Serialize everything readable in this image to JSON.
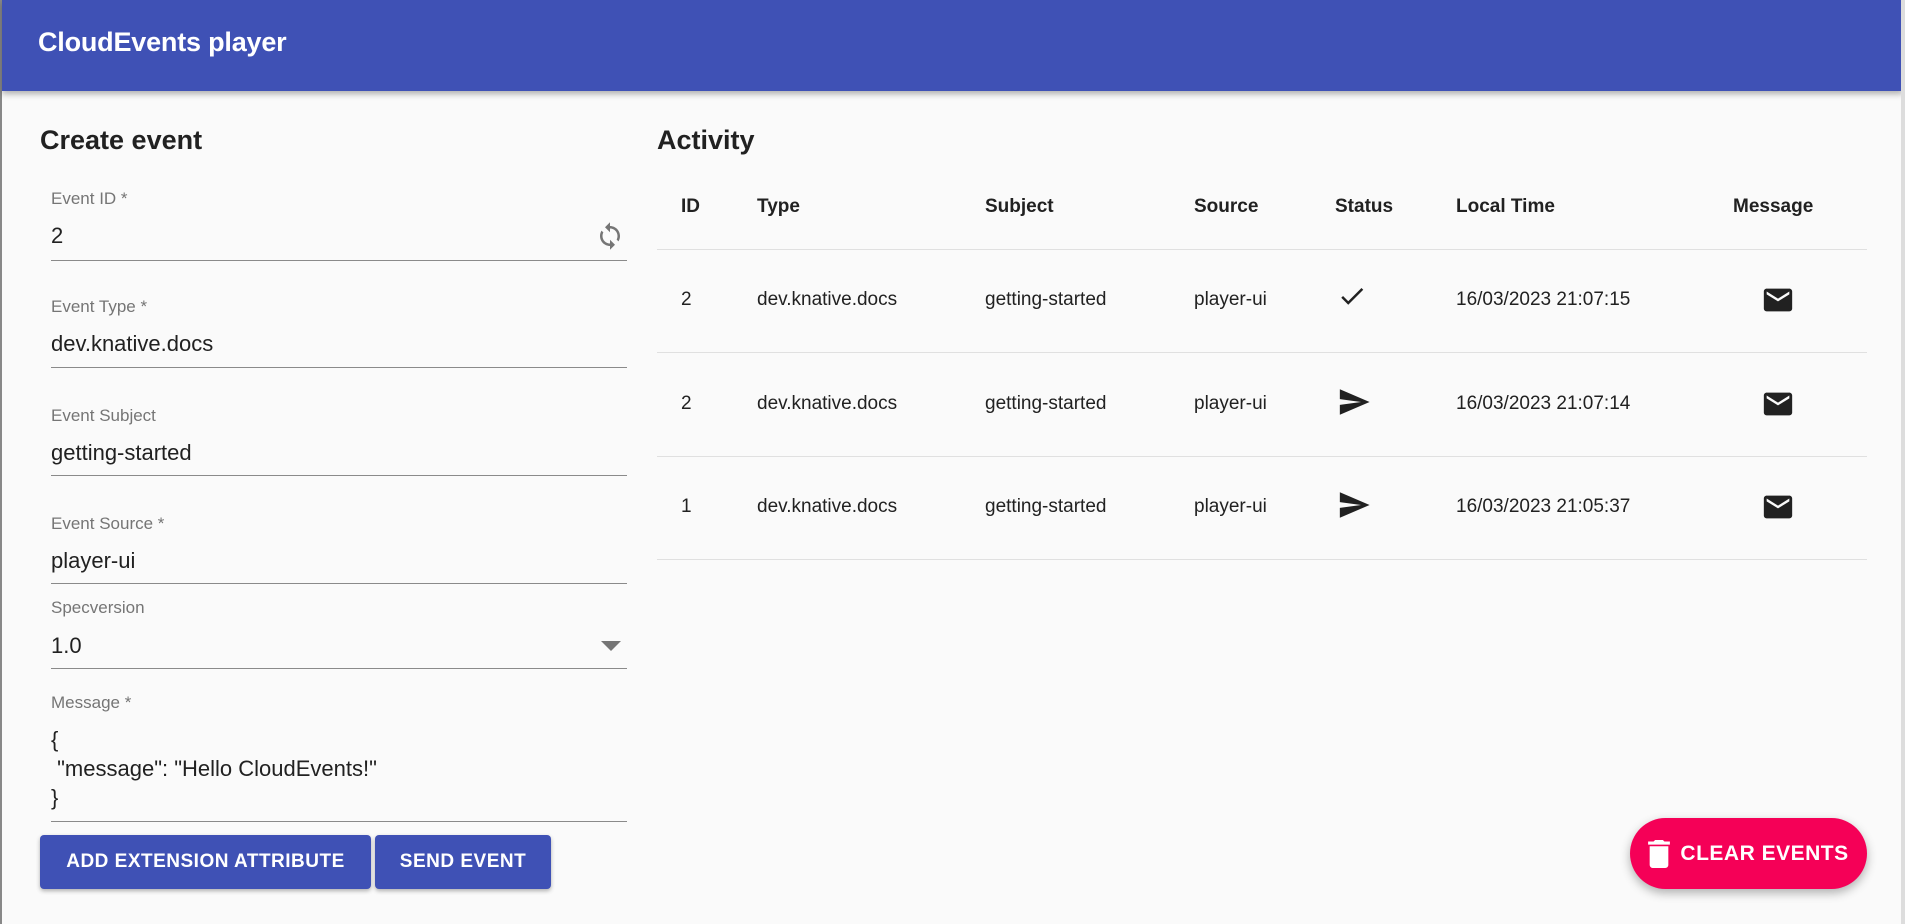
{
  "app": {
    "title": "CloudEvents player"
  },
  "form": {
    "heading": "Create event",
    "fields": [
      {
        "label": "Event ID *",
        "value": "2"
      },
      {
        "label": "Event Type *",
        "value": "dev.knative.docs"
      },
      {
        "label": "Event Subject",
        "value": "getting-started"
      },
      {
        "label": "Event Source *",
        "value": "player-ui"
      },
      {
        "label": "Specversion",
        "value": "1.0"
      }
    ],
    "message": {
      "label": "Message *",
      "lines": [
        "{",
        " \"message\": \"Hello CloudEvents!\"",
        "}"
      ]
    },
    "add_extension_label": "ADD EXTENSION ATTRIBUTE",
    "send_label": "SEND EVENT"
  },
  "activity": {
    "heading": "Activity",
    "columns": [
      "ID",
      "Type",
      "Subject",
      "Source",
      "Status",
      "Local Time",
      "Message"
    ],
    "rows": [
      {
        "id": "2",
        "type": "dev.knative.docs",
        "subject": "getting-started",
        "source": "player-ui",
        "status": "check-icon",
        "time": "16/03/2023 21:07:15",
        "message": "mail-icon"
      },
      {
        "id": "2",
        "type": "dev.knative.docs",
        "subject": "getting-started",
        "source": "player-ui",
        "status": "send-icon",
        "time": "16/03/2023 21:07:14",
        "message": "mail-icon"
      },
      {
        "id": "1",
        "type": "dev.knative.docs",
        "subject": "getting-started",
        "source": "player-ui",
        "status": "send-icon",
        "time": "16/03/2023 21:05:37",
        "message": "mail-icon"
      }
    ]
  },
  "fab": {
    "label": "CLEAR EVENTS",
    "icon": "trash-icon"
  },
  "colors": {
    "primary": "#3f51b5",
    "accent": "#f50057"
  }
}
--
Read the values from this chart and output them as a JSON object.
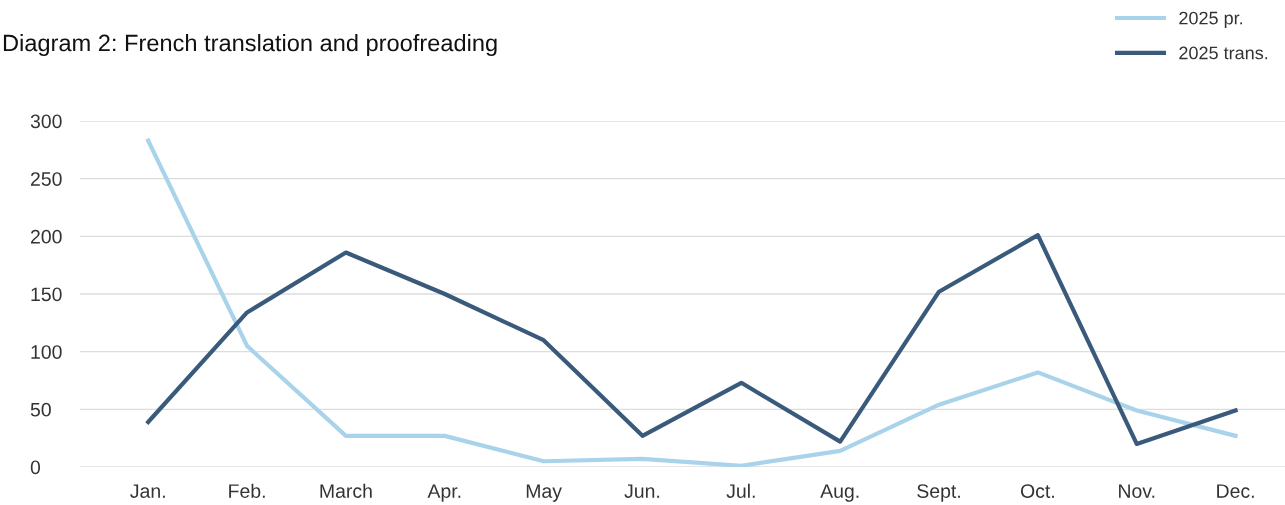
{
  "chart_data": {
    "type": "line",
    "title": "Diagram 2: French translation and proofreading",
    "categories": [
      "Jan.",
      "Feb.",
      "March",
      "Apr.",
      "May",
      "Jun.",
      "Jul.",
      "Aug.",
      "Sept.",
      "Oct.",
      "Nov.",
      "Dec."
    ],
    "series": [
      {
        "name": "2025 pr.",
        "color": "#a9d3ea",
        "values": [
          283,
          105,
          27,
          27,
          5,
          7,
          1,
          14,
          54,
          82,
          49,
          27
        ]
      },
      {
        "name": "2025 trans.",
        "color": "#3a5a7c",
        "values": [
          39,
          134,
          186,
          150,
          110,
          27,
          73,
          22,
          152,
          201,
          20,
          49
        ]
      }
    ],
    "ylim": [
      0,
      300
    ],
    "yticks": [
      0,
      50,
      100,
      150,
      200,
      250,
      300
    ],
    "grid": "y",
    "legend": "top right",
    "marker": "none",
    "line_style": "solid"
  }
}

EXERCISE GOAL:
Say only how many lines in the records carry the word "heading".

TASK RESPONSE:
2